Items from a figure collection
══════════

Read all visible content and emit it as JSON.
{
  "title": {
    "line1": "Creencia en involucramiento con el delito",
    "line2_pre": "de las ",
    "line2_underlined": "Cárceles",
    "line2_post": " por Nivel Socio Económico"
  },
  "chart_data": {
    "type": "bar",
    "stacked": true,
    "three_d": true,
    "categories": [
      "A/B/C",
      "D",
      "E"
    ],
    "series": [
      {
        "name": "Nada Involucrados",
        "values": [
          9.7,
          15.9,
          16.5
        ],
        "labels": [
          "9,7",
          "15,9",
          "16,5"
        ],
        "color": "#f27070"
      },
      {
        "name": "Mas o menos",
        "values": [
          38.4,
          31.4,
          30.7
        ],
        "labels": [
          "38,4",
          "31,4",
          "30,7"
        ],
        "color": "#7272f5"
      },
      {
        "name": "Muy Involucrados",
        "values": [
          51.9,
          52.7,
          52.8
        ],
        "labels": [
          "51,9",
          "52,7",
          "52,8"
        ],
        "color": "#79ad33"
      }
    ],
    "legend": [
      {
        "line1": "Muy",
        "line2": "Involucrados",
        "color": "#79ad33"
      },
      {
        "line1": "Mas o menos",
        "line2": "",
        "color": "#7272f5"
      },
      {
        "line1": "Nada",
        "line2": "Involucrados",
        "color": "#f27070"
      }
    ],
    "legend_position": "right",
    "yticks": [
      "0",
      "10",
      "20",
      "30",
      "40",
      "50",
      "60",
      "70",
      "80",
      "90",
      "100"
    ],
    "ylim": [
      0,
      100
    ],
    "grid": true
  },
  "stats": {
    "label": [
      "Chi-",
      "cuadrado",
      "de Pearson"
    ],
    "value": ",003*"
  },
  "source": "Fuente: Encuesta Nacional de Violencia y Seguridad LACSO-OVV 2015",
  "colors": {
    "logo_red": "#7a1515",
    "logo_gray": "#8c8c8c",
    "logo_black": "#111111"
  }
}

══════════

GIVEN INSTRUCTION
Report only the number of lines in the data above that contain "name".

PROBLEM SOLUTION
3